### Data provided
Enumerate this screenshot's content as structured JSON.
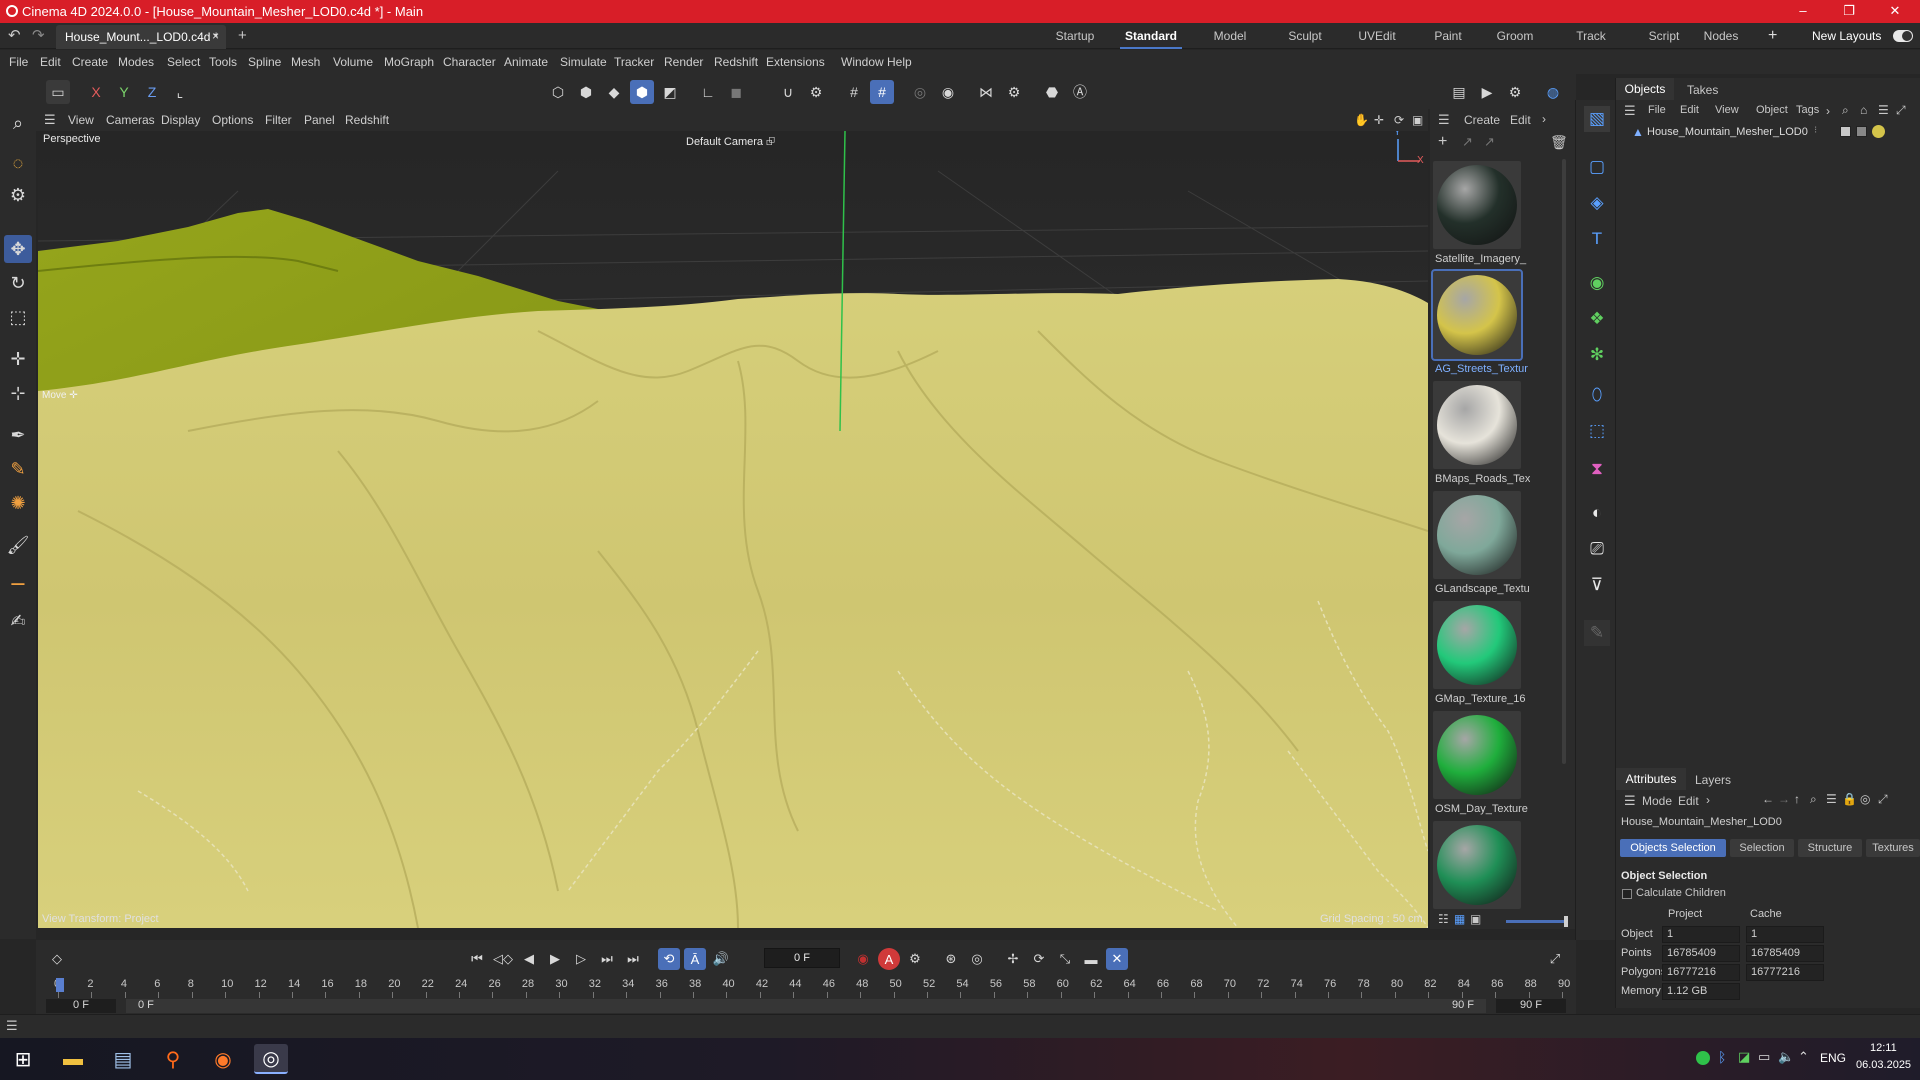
{
  "window": {
    "title": "Cinema 4D 2024.0.0 - [House_Mountain_Mesher_LOD0.c4d *] - Main",
    "minimize": "–",
    "maximize": "❐",
    "close": "✕"
  },
  "doc_tab": {
    "label": "House_Mount..._LOD0.c4d *",
    "close": "×",
    "add": "+"
  },
  "layouts": {
    "items": [
      "Startup",
      "Standard",
      "Model",
      "Sculpt",
      "UVEdit",
      "Paint",
      "Groom",
      "Track",
      "Script",
      "Nodes"
    ],
    "active": "Standard",
    "add": "+",
    "new_layouts": "New Layouts"
  },
  "menu": [
    "File",
    "Edit",
    "Create",
    "Modes",
    "Select",
    "Tools",
    "Spline",
    "Mesh",
    "Volume",
    "MoGraph",
    "Character",
    "Animate",
    "Simulate",
    "Tracker",
    "Render",
    "Redshift",
    "Extensions",
    "Window",
    "Help"
  ],
  "axis_toggles": [
    "X",
    "Y",
    "Z"
  ],
  "viewport_menu": [
    "View",
    "Cameras",
    "Display",
    "Options",
    "Filter",
    "Panel",
    "Redshift"
  ],
  "viewport": {
    "view_name": "Perspective",
    "camera": "Default Camera",
    "camera_icon": "⮺",
    "tool_label": "Move",
    "tool_icon": "✛",
    "transform_label": "View Transform: Project",
    "grid_spacing": "Grid Spacing : 50 cm",
    "axis_y": "Y",
    "axis_x": "X"
  },
  "material_panel": {
    "menu": [
      "Create",
      "Edit"
    ],
    "more": "›",
    "add": "+",
    "materials": [
      {
        "name": "Satellite_Imagery_",
        "color": "#23302a"
      },
      {
        "name": "AG_Streets_Textur",
        "color": "#d4c44a"
      },
      {
        "name": "BMaps_Roads_Tex",
        "color": "#e6e3da"
      },
      {
        "name": "GLandscape_Textu",
        "color": "#7fa89a"
      },
      {
        "name": "GMap_Texture_16",
        "color": "#22c97a"
      },
      {
        "name": "OSM_Day_Texture",
        "color": "#1fae3c"
      },
      {
        "name": "",
        "color": "#1f8f56"
      }
    ]
  },
  "objects_panel": {
    "tabs": [
      "Objects",
      "Takes"
    ],
    "menu": [
      "File",
      "Edit",
      "View",
      "Object",
      "Tags"
    ],
    "more": "›",
    "object_name": "House_Mountain_Mesher_LOD0"
  },
  "attributes_panel": {
    "tabs": [
      "Attributes",
      "Layers"
    ],
    "menu": [
      "Mode",
      "Edit"
    ],
    "more": "›",
    "object_name": "House_Mountain_Mesher_LOD0",
    "subtabs": [
      "Objects Selection",
      "Selection",
      "Structure",
      "Textures"
    ],
    "section": "Object Selection",
    "calc_children": "Calculate Children",
    "col_project": "Project",
    "col_cache": "Cache",
    "rows": [
      {
        "label": "Object",
        "project": "1",
        "cache": "1"
      },
      {
        "label": "Points",
        "project": "16785409",
        "cache": "16785409"
      },
      {
        "label": "Polygons",
        "project": "16777216",
        "cache": "16777216"
      },
      {
        "label": "Memory",
        "project": "1.12 GB",
        "cache": ""
      }
    ]
  },
  "timeline": {
    "current_frame": "0 F",
    "ticks": [
      "0",
      "2",
      "4",
      "6",
      "8",
      "10",
      "12",
      "14",
      "16",
      "18",
      "20",
      "22",
      "24",
      "26",
      "28",
      "30",
      "32",
      "34",
      "36",
      "38",
      "40",
      "42",
      "44",
      "46",
      "48",
      "50",
      "52",
      "54",
      "56",
      "58",
      "60",
      "62",
      "64",
      "66",
      "68",
      "70",
      "72",
      "74",
      "76",
      "78",
      "80",
      "82",
      "84",
      "86",
      "88",
      "90"
    ],
    "start": "0 F",
    "range_start": "0 F",
    "range_end": "90 F",
    "end": "90 F"
  },
  "taskbar": {
    "lang": "ENG",
    "time": "12:11",
    "date": "06.03.2025"
  }
}
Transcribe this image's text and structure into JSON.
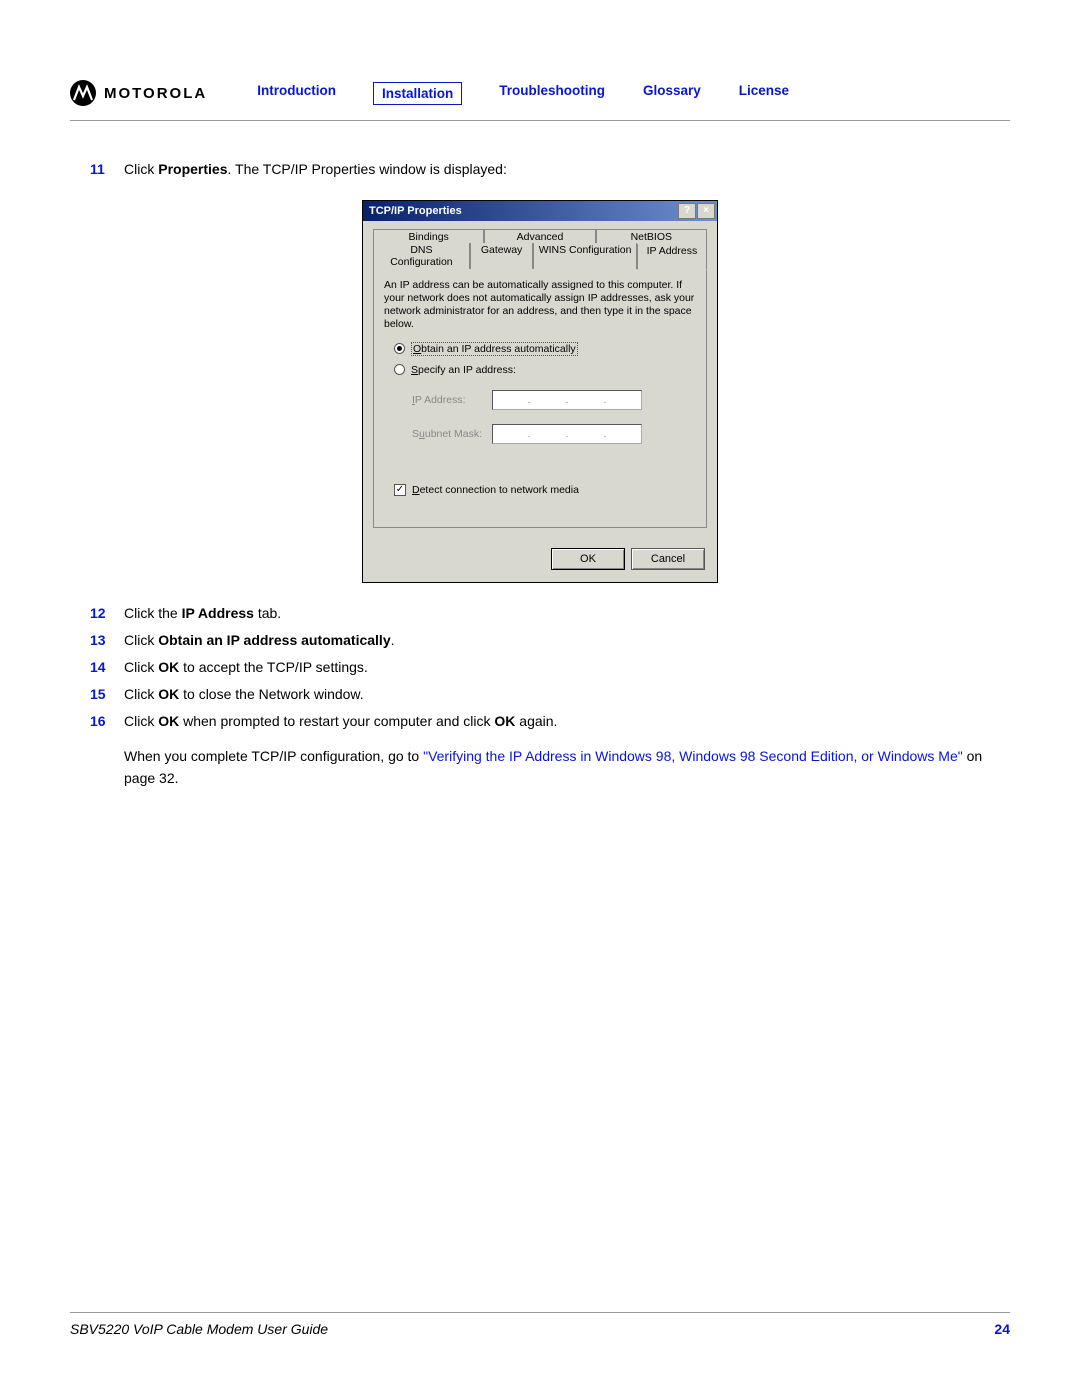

### Directions
Write every record out again exactly; no pictures belong in the copy.

### Response for this exercise
Enumerate this screenshot's content as structured JSON.
{
  "window": {
    "title": "Cinema 4D 2024.0.0 - [House_Mountain_Mesher_LOD0.c4d *] - Main",
    "minimize": "–",
    "maximize": "❐",
    "close": "✕"
  },
  "doc_tab": {
    "label": "House_Mount..._LOD0.c4d *",
    "close": "×",
    "add": "+"
  },
  "layouts": {
    "items": [
      "Startup",
      "Standard",
      "Model",
      "Sculpt",
      "UVEdit",
      "Paint",
      "Groom",
      "Track",
      "Script",
      "Nodes"
    ],
    "active": "Standard",
    "add": "+",
    "new_layouts": "New Layouts"
  },
  "menu": [
    "File",
    "Edit",
    "Create",
    "Modes",
    "Select",
    "Tools",
    "Spline",
    "Mesh",
    "Volume",
    "MoGraph",
    "Character",
    "Animate",
    "Simulate",
    "Tracker",
    "Render",
    "Redshift",
    "Extensions",
    "Window",
    "Help"
  ],
  "axis_toggles": [
    "X",
    "Y",
    "Z"
  ],
  "viewport_menu": [
    "View",
    "Cameras",
    "Display",
    "Options",
    "Filter",
    "Panel",
    "Redshift"
  ],
  "viewport": {
    "view_name": "Perspective",
    "camera": "Default Camera",
    "camera_icon": "⮺",
    "tool_label": "Move",
    "tool_icon": "✛",
    "transform_label": "View Transform: Project",
    "grid_spacing": "Grid Spacing : 50 cm",
    "axis_y": "Y",
    "axis_x": "X"
  },
  "material_panel": {
    "menu": [
      "Create",
      "Edit"
    ],
    "more": "›",
    "add": "+",
    "materials": [
      {
        "name": "Satellite_Imagery_",
        "color": "#23302a"
      },
      {
        "name": "AG_Streets_Textur",
        "color": "#d4c44a"
      },
      {
        "name": "BMaps_Roads_Tex",
        "color": "#e6e3da"
      },
      {
        "name": "GLandscape_Textu",
        "color": "#7fa89a"
      },
      {
        "name": "GMap_Texture_16",
        "color": "#22c97a"
      },
      {
        "name": "OSM_Day_Texture",
        "color": "#1fae3c"
      },
      {
        "name": "",
        "color": "#1f8f56"
      }
    ]
  },
  "objects_panel": {
    "tabs": [
      "Objects",
      "Takes"
    ],
    "menu": [
      "File",
      "Edit",
      "View",
      "Object",
      "Tags"
    ],
    "more": "›",
    "object_name": "House_Mountain_Mesher_LOD0"
  },
  "attributes_panel": {
    "tabs": [
      "Attributes",
      "Layers"
    ],
    "menu": [
      "Mode",
      "Edit"
    ],
    "more": "›",
    "object_name": "House_Mountain_Mesher_LOD0",
    "subtabs": [
      "Objects Selection",
      "Selection",
      "Structure",
      "Textures"
    ],
    "section": "Object Selection",
    "calc_children": "Calculate Children",
    "col_project": "Project",
    "col_cache": "Cache",
    "rows": [
      {
        "label": "Object",
        "project": "1",
        "cache": "1"
      },
      {
        "label": "Points",
        "project": "16785409",
        "cache": "16785409"
      },
      {
        "label": "Polygons",
        "project": "16777216",
        "cache": "16777216"
      },
      {
        "label": "Memory",
        "project": "1.12 GB",
        "cache": ""
      }
    ]
  },
  "timeline": {
    "current_frame": "0 F",
    "ticks": [
      "0",
      "2",
      "4",
      "6",
      "8",
      "10",
      "12",
      "14",
      "16",
      "18",
      "20",
      "22",
      "24",
      "26",
      "28",
      "30",
      "32",
      "34",
      "36",
      "38",
      "40",
      "42",
      "44",
      "46",
      "48",
      "50",
      "52",
      "54",
      "56",
      "58",
      "60",
      "62",
      "64",
      "66",
      "68",
      "70",
      "72",
      "74",
      "76",
      "78",
      "80",
      "82",
      "84",
      "86",
      "88",
      "90"
    ],
    "start": "0 F",
    "range_start": "0 F",
    "range_end": "90 F",
    "end": "90 F"
  },
  "taskbar": {
    "lang": "ENG",
    "time": "12:11",
    "date": "06.03.2025"
  }
}
Transcribe this image's text and structure into JSON.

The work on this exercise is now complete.